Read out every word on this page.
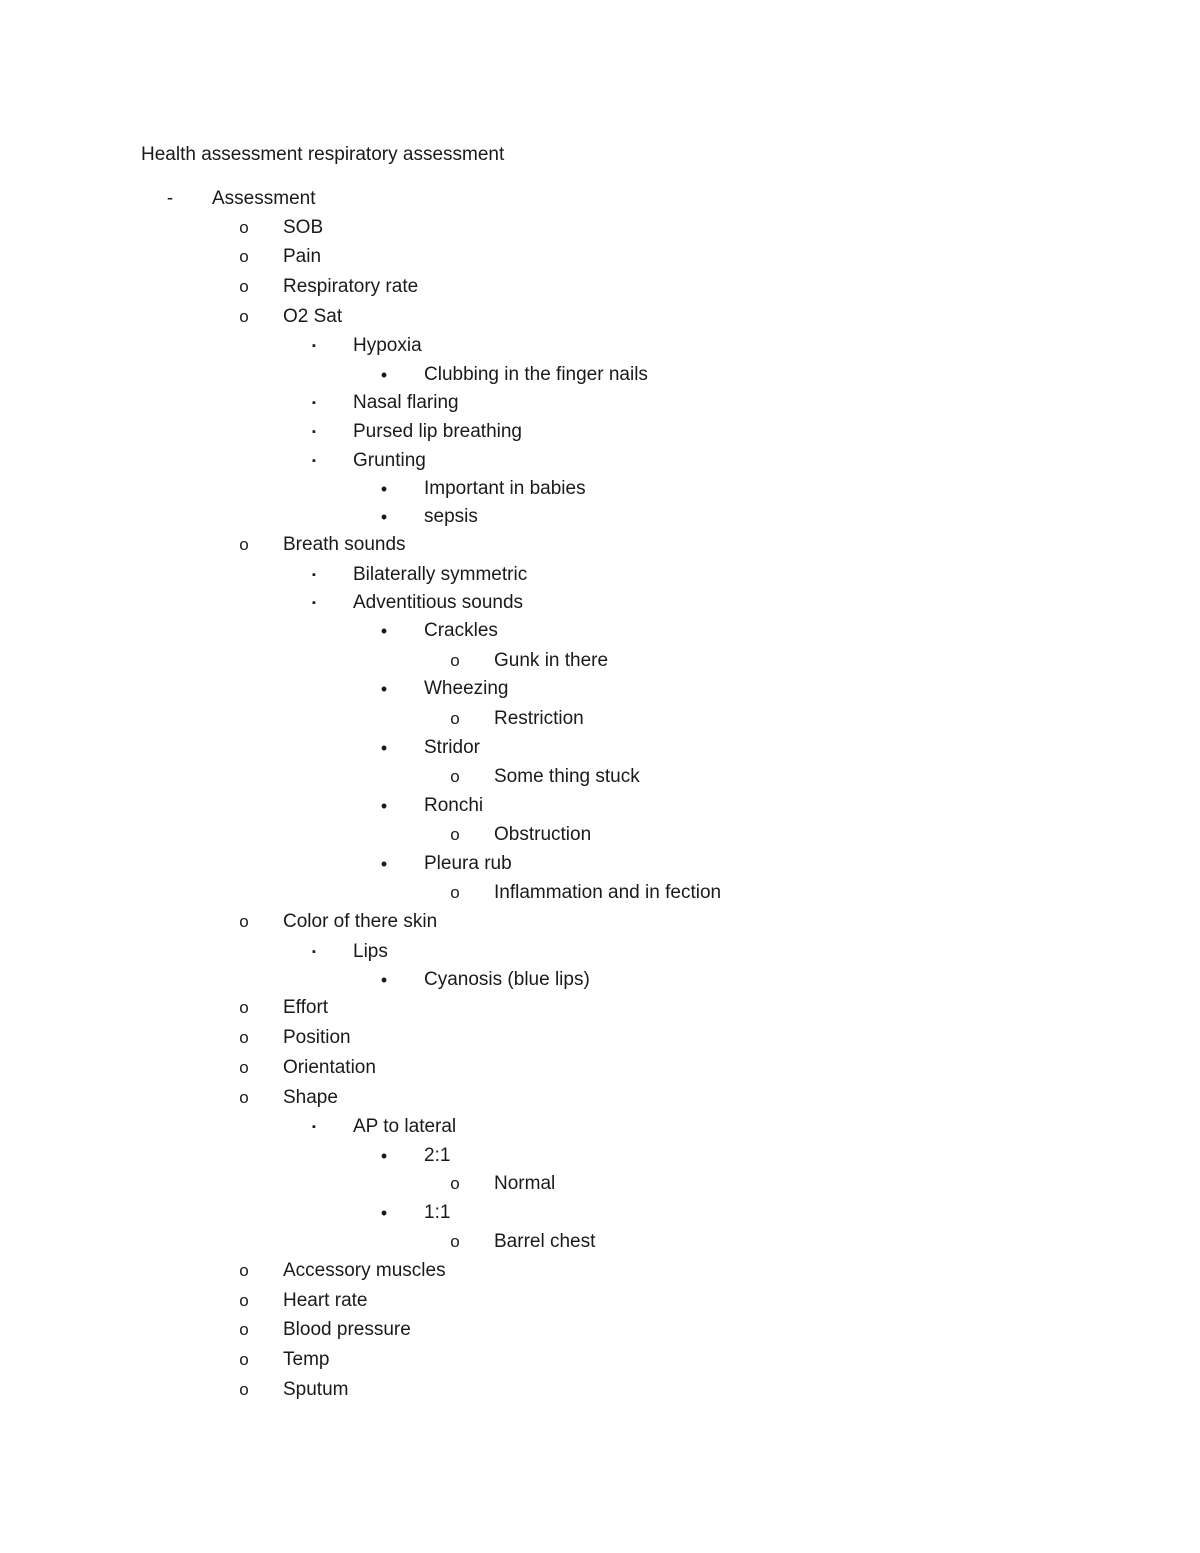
Health assessment respiratory assessment
-	Assessment
o SOB
o Pain
o Respiratory rate
o O2 Sat
▪	Hypoxia
•	Clubbing in the finger nails
▪	Nasal flaring
▪	Pursed lip breathing
▪	Grunting
•	Important in babies
•	sepsis
o Breath sounds
▪	Bilaterally symmetric
▪	Adventitious sounds
•	Crackles
o Gunk in there
•	Wheezing
o Restriction
•	Stridor
o Some thing stuck
•	Ronchi
o Obstruction
•	Pleura rub
o Inflammation and in fection
o Color of there skin
▪	Lips
•	Cyanosis (blue lips)
o Effort
o Position
o Orientation
o Shape
▪	AP to lateral
•	2:1
o Normal
•	1:1
o Barrel chest
o Accessory muscles
o Heart rate
o Blood pressure
o Temp
o Sputum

....................

Goal of the exercise:
Copy out each line of the material that holds the word "sounds".

Answer in full:
o Breath sounds
▪	Adventitious sounds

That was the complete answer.